* [Aim of the task]: Wherever the word "icon" appears in a line, copy that line.

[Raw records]
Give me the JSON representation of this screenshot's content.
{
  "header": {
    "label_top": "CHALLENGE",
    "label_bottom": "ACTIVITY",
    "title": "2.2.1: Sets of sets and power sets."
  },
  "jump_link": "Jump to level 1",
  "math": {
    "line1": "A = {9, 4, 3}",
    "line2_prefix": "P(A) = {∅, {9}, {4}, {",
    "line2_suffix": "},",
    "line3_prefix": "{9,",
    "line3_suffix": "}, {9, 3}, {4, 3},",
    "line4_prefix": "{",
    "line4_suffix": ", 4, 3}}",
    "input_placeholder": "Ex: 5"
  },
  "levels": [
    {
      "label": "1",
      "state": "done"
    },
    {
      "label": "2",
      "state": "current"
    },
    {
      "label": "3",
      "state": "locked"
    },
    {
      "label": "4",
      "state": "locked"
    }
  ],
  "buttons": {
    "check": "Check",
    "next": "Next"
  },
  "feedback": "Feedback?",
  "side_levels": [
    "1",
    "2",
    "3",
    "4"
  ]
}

--

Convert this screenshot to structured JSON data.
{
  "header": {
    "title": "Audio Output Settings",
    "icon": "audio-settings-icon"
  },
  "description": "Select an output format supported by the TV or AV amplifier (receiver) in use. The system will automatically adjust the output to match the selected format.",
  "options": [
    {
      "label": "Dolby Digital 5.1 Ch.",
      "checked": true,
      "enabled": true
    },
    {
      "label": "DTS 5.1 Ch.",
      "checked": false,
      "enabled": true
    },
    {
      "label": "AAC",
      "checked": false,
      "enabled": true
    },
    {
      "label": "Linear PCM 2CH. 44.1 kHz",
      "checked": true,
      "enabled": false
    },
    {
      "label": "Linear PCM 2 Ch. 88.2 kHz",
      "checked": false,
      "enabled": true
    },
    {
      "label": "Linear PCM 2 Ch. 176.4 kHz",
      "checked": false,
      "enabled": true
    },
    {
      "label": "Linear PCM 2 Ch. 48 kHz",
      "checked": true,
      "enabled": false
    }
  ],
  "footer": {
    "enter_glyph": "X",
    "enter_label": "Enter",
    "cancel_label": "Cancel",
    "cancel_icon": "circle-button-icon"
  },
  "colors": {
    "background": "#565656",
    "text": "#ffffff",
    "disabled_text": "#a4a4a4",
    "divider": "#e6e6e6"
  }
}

* [Result for this exercise]:
    "icon": "audio-settings-icon"
    "cancel_icon": "circle-button-icon"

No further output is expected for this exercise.